[Collection entries]
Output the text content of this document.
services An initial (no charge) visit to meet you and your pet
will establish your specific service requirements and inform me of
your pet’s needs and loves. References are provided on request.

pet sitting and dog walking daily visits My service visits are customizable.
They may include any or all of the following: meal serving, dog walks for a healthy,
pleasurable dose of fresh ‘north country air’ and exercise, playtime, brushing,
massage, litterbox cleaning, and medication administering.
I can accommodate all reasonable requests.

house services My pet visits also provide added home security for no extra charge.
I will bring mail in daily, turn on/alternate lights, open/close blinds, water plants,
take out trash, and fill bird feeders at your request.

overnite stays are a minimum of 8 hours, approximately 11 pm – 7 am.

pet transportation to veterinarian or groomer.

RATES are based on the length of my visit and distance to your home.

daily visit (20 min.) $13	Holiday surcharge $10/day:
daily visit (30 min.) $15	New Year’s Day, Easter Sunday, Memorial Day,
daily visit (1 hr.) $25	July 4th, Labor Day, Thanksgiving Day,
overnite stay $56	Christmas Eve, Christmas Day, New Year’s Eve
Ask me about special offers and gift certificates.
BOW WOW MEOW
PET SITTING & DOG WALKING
--
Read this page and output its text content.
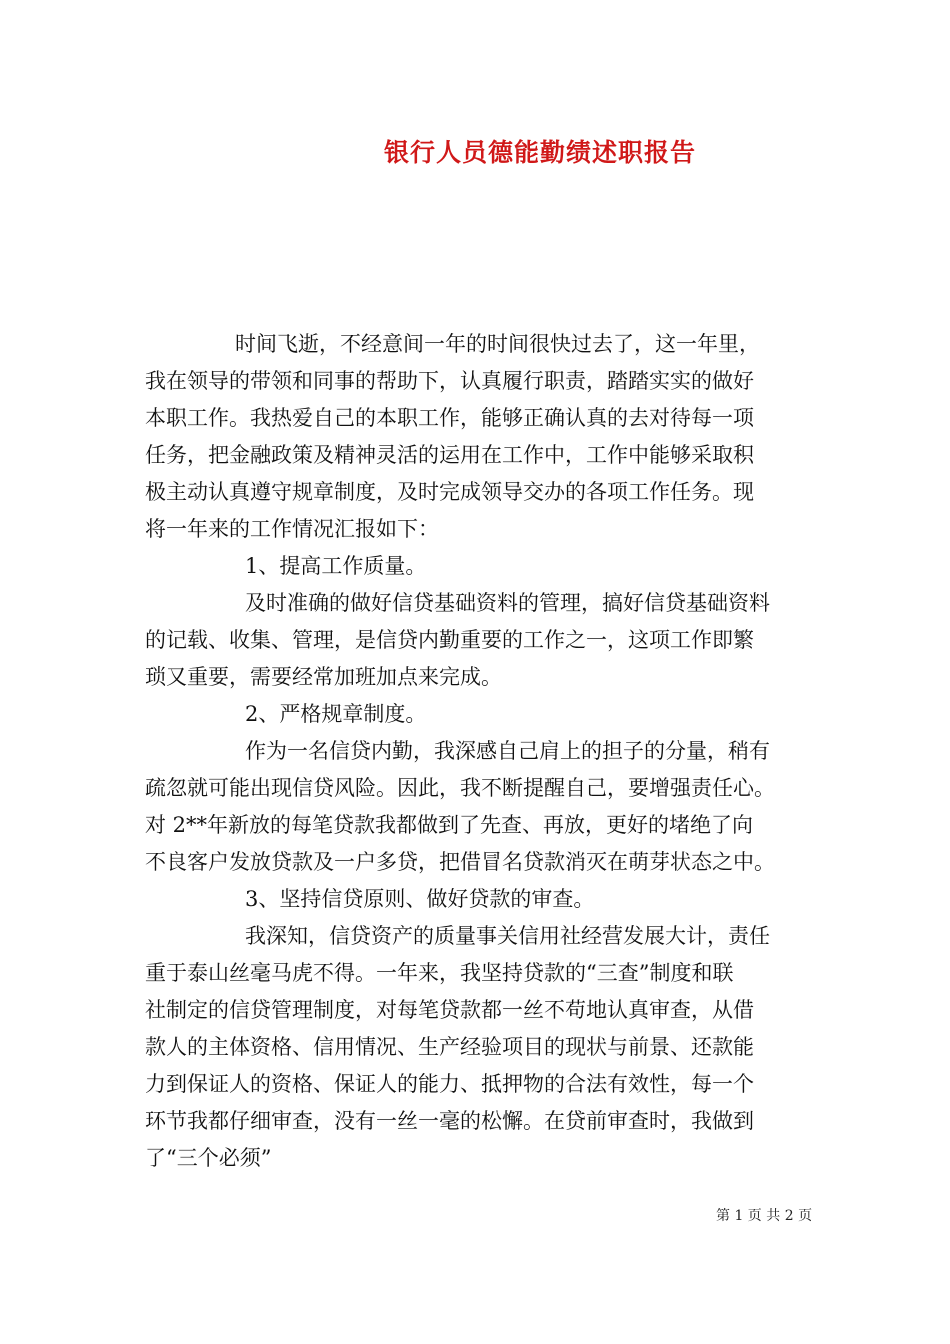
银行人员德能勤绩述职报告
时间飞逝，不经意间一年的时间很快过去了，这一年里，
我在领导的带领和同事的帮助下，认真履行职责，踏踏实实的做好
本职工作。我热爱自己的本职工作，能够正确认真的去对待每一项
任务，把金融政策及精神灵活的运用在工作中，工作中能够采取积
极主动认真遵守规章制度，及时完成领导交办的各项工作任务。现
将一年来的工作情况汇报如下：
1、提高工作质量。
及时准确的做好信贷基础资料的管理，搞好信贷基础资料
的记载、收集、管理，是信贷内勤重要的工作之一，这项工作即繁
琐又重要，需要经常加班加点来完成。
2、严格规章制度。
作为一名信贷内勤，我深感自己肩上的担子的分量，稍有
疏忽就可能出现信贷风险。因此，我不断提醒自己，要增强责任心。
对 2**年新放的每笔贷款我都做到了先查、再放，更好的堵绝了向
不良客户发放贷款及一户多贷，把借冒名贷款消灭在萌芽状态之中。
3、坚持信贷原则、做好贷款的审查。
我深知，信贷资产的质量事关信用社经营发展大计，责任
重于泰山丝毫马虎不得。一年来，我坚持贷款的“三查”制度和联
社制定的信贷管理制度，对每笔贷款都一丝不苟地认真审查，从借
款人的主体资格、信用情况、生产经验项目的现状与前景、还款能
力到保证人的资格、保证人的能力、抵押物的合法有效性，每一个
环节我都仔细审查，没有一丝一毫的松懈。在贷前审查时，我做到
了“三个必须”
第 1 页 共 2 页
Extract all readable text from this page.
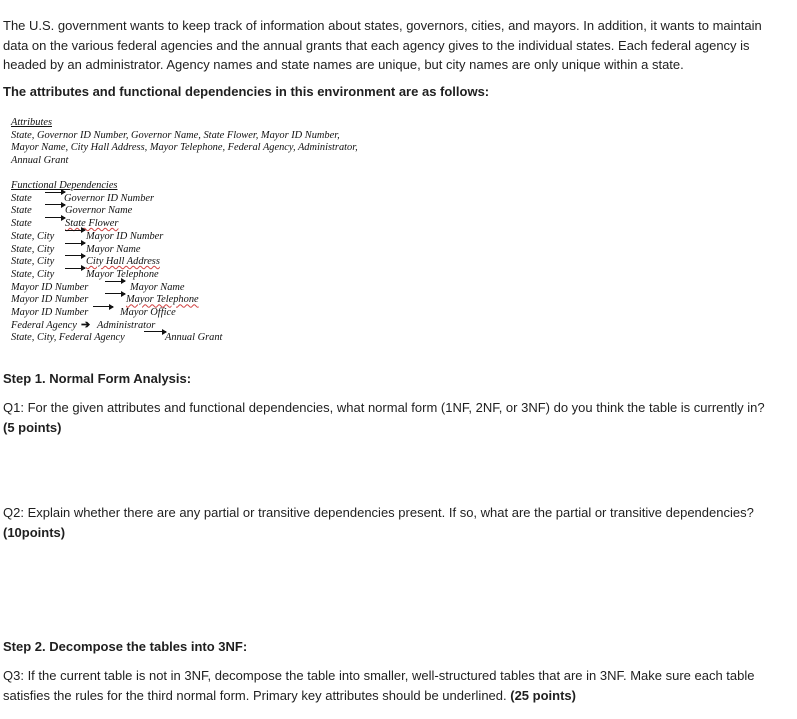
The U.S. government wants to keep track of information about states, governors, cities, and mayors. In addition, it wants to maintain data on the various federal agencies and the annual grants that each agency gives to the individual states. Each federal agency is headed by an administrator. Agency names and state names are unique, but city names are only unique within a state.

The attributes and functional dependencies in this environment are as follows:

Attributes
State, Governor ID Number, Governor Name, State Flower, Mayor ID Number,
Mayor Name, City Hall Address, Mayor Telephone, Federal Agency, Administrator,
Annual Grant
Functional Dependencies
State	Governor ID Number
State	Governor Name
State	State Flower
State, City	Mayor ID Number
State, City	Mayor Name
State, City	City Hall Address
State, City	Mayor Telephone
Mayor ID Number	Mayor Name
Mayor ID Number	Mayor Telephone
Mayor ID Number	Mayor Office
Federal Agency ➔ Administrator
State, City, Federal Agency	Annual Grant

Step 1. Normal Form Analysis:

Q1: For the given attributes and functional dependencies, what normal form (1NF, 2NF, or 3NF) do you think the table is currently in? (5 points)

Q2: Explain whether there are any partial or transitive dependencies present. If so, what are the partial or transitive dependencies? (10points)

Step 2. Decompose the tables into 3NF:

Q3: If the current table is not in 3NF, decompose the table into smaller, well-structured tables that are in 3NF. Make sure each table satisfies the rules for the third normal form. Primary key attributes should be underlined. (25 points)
==
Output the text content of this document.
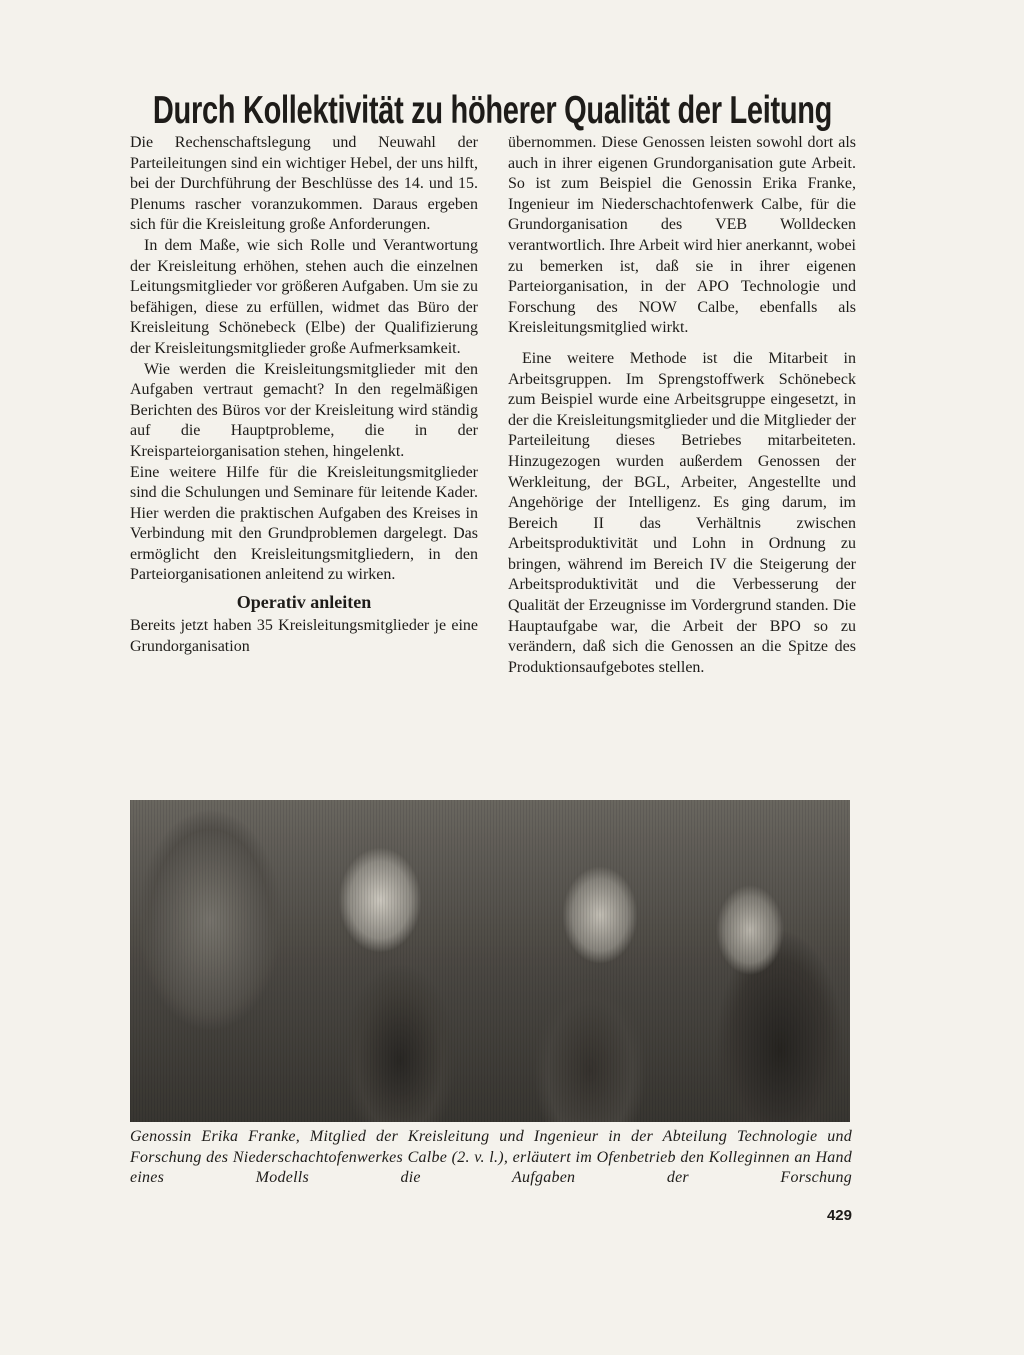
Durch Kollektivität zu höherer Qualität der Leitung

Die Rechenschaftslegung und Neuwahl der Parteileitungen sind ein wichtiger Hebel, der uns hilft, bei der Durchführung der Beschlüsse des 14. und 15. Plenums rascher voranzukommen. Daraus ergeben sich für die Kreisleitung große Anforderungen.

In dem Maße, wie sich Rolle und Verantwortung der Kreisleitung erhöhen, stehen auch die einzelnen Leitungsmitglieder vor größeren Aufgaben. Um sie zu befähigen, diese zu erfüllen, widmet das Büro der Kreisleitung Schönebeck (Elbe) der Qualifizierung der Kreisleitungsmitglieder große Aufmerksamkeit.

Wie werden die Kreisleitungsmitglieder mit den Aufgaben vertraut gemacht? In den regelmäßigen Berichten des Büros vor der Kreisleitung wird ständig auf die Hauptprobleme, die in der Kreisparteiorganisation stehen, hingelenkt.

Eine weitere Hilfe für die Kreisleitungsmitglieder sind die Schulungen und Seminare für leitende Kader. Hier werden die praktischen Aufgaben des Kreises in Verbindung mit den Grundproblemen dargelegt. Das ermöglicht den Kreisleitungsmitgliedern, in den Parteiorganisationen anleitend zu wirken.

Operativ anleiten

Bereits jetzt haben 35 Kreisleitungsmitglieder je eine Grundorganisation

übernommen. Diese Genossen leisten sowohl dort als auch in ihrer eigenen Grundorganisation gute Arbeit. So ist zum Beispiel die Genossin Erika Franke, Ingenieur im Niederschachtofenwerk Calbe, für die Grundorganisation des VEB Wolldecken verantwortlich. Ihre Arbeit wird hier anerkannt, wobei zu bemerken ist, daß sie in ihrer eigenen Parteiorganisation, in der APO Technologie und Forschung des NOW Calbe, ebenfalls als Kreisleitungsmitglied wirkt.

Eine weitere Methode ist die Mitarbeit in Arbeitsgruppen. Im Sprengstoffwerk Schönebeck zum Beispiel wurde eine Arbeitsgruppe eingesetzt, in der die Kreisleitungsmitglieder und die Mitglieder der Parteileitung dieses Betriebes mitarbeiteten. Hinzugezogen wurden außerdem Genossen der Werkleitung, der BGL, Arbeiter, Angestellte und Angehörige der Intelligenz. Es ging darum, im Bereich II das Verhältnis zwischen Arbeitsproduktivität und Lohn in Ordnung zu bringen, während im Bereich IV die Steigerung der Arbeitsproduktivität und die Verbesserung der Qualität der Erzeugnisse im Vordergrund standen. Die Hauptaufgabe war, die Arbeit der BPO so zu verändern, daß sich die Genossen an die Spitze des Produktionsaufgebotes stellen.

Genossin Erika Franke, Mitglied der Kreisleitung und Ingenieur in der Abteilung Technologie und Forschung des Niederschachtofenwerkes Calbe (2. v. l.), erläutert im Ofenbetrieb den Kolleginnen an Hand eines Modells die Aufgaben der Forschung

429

#### [OBJECTIVE]
Write the number of lines containing the word "Genossin" and nothing besides it.

#### [EXERCISE OUTPUT]
2